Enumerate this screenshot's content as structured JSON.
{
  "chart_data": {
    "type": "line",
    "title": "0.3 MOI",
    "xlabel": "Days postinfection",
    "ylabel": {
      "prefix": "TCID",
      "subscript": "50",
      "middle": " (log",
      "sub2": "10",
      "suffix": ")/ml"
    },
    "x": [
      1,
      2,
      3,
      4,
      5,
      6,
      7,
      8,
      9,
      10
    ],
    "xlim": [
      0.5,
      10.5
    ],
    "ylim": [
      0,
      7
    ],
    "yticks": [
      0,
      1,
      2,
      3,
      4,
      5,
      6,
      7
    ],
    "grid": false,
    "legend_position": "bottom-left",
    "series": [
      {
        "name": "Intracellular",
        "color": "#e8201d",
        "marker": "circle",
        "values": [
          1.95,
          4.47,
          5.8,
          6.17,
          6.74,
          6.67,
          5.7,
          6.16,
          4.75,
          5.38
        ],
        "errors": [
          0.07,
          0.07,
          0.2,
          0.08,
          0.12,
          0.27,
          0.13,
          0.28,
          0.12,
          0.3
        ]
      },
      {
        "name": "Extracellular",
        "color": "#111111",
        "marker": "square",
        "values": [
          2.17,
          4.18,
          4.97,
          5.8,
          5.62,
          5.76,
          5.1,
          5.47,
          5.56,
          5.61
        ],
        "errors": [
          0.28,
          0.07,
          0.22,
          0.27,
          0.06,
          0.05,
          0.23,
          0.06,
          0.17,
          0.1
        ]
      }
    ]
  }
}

__________________________________________________

* PROBLEM STATEMENT *
Extract each line from the listing that holds the word "name".

* THE RESULT *
        "name": "Intracellular",
        "name": "Extracellular",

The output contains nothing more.